The exercise → Set down the data below without change, skipping the pictures it holds.

[Data entries]
— BEGIN —
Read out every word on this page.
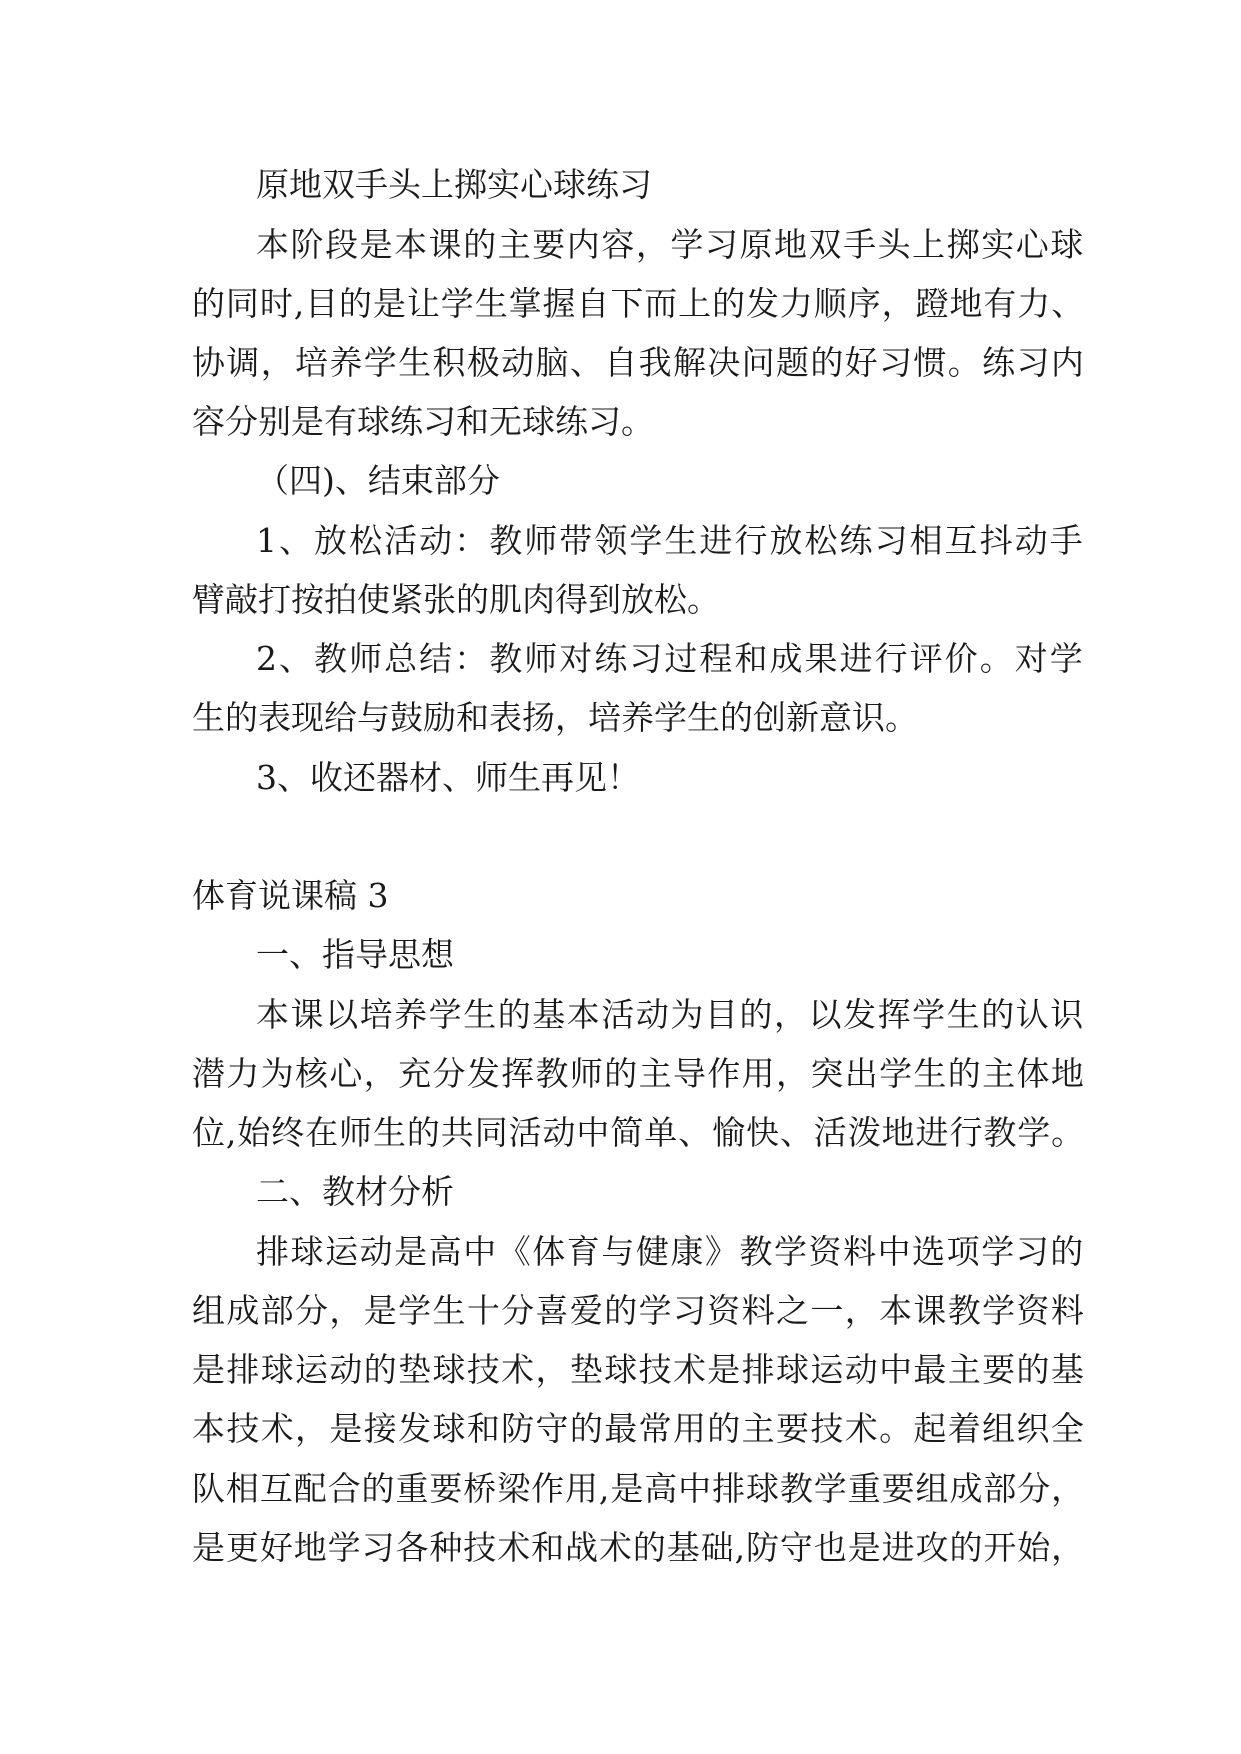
原地双手头上掷实心球练习
本阶段是本课的主要内容，学习原地双手头上掷实心球
的同时,目的是让学生掌握自下而上的发力顺序，蹬地有力、
协调，培养学生积极动脑、自我解决问题的好习惯。练习内
容分别是有球练习和无球练习。
（四)、结束部分
1、放松活动：教师带领学生进行放松练习相互抖动手
臂敲打按拍使紧张的肌肉得到放松。
2、教师总结：教师对练习过程和成果进行评价。对学
生的表现给与鼓励和表扬，培养学生的创新意识。
3、收还器材、师生再见！
体育说课稿 3
一、指导思想
本课以培养学生的基本活动为目的，以发挥学生的认识
潜力为核心，充分发挥教师的主导作用，突出学生的主体地
位,始终在师生的共同活动中简单、愉快、活泼地进行教学。
二、教材分析
排球运动是高中《体育与健康》教学资料中选项学习的
组成部分，是学生十分喜爱的学习资料之一，本课教学资料
是排球运动的垫球技术，垫球技术是排球运动中最主要的基
本技术，是接发球和防守的最常用的主要技术。起着组织全
队相互配合的重要桥梁作用,是高中排球教学重要组成部分，
是更好地学习各种技术和战术的基础,防守也是进攻的开始，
— END —
Answer below →
Read out every word on this page.
原地双手头上掷实心球练习
本阶段是本课的主要内容，学习原地双手头上掷实心球
的同时,目的是让学生掌握自下而上的发力顺序，蹬地有力、
协调，培养学生积极动脑、自我解决问题的好习惯。练习内
容分别是有球练习和无球练习。
（四)、结束部分
1、放松活动：教师带领学生进行放松练习相互抖动手
臂敲打按拍使紧张的肌肉得到放松。
2、教师总结：教师对练习过程和成果进行评价。对学
生的表现给与鼓励和表扬，培养学生的创新意识。
3、收还器材、师生再见！
体育说课稿 3
一、指导思想
本课以培养学生的基本活动为目的，以发挥学生的认识
潜力为核心，充分发挥教师的主导作用，突出学生的主体地
位,始终在师生的共同活动中简单、愉快、活泼地进行教学。
二、教材分析
排球运动是高中《体育与健康》教学资料中选项学习的
组成部分，是学生十分喜爱的学习资料之一，本课教学资料
是排球运动的垫球技术，垫球技术是排球运动中最主要的基
本技术，是接发球和防守的最常用的主要技术。起着组织全
队相互配合的重要桥梁作用,是高中排球教学重要组成部分，
是更好地学习各种技术和战术的基础,防守也是进攻的开始，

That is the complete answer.